BEGIN DATA LISTING

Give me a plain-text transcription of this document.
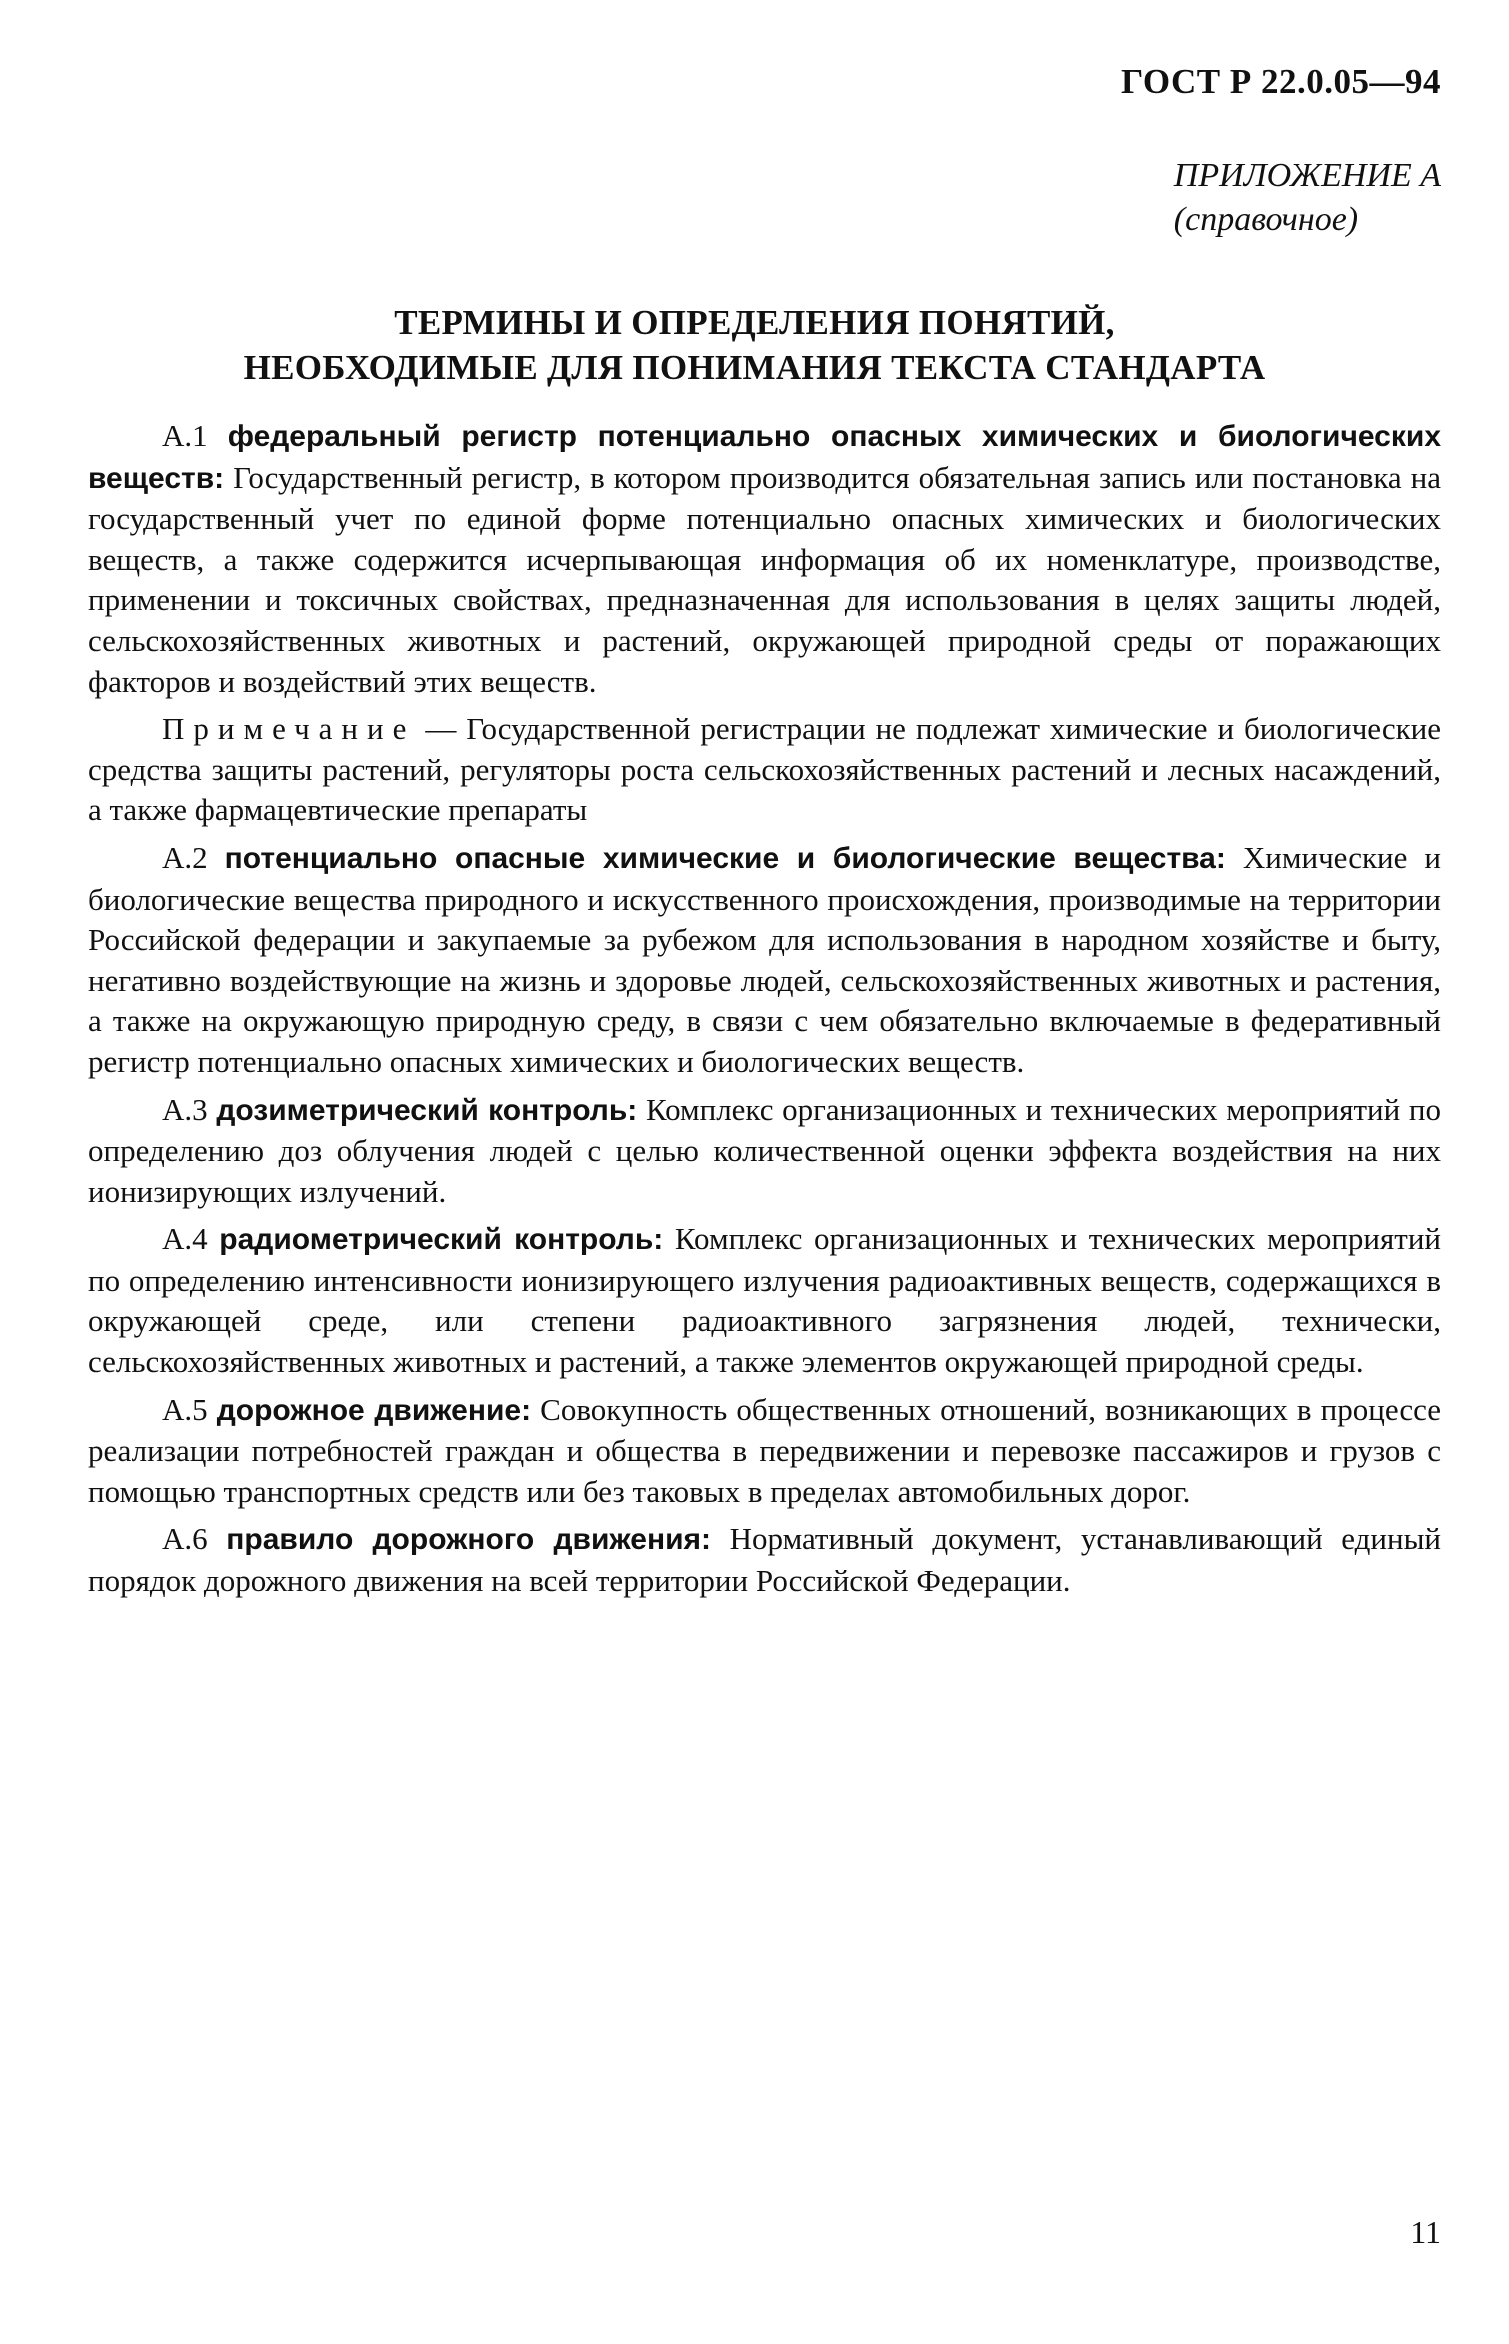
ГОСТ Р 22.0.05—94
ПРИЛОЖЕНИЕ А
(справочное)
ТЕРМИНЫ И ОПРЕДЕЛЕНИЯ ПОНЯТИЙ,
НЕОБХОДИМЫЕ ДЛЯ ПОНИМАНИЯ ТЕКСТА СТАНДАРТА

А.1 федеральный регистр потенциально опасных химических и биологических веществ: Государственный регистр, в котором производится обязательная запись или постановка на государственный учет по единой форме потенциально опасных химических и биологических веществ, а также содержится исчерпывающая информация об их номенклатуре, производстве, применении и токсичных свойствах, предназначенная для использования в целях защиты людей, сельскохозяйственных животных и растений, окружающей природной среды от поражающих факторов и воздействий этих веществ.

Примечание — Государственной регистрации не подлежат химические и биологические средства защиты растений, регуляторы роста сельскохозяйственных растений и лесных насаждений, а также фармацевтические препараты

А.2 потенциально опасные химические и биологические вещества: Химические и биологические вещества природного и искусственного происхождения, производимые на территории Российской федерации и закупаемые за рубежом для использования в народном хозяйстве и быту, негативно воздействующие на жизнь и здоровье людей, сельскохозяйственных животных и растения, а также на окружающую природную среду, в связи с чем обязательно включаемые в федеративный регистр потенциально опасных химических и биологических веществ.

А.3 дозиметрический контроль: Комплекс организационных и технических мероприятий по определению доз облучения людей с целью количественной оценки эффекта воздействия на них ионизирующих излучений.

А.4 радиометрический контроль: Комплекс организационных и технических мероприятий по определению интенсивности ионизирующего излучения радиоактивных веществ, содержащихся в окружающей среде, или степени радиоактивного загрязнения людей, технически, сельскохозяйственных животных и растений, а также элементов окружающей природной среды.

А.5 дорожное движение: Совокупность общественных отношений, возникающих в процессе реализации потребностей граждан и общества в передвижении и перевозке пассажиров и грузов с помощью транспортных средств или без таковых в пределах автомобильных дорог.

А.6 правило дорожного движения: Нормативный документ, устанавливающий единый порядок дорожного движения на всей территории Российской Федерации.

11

END DATA LISTING

WHAT YOU HAVE TO DO ::
Write out the listing above exactly as it stands, pictures excluded.

SOLUTION BELOW ::
Give me a plain-text transcription of this document.
ГОСТ Р 22.0.05—94
ПРИЛОЖЕНИЕ А
(справочное)
ТЕРМИНЫ И ОПРЕДЕЛЕНИЯ ПОНЯТИЙ,
НЕОБХОДИМЫЕ ДЛЯ ПОНИМАНИЯ ТЕКСТА СТАНДАРТА

А.1 федеральный регистр потенциально опасных химических и биологических веществ: Государственный регистр, в котором производится обязательная запись или постановка на государственный учет по единой форме потенциально опасных химических и биологических веществ, а также содержится исчерпывающая информация об их номенклатуре, производстве, применении и токсичных свойствах, предназначенная для использования в целях защиты людей, сельскохозяйственных животных и растений, окружающей природной среды от поражающих факторов и воздействий этих веществ.

Примечание — Государственной регистрации не подлежат химические и биологические средства защиты растений, регуляторы роста сельскохозяйственных растений и лесных насаждений, а также фармацевтические препараты

А.2 потенциально опасные химические и биологические вещества: Химические и биологические вещества природного и искусственного происхождения, производимые на территории Российской федерации и закупаемые за рубежом для использования в народном хозяйстве и быту, негативно воздействующие на жизнь и здоровье людей, сельскохозяйственных животных и растения, а также на окружающую природную среду, в связи с чем обязательно включаемые в федеративный регистр потенциально опасных химических и биологических веществ.

А.3 дозиметрический контроль: Комплекс организационных и технических мероприятий по определению доз облучения людей с целью количественной оценки эффекта воздействия на них ионизирующих излучений.

А.4 радиометрический контроль: Комплекс организационных и технических мероприятий по определению интенсивности ионизирующего излучения радиоактивных веществ, содержащихся в окружающей среде, или степени радиоактивного загрязнения людей, технически, сельскохозяйственных животных и растений, а также элементов окружающей природной среды.

А.5 дорожное движение: Совокупность общественных отношений, возникающих в процессе реализации потребностей граждан и общества в передвижении и перевозке пассажиров и грузов с помощью транспортных средств или без таковых в пределах автомобильных дорог.

А.6 правило дорожного движения: Нормативный документ, устанавливающий единый порядок дорожного движения на всей территории Российской Федерации.

11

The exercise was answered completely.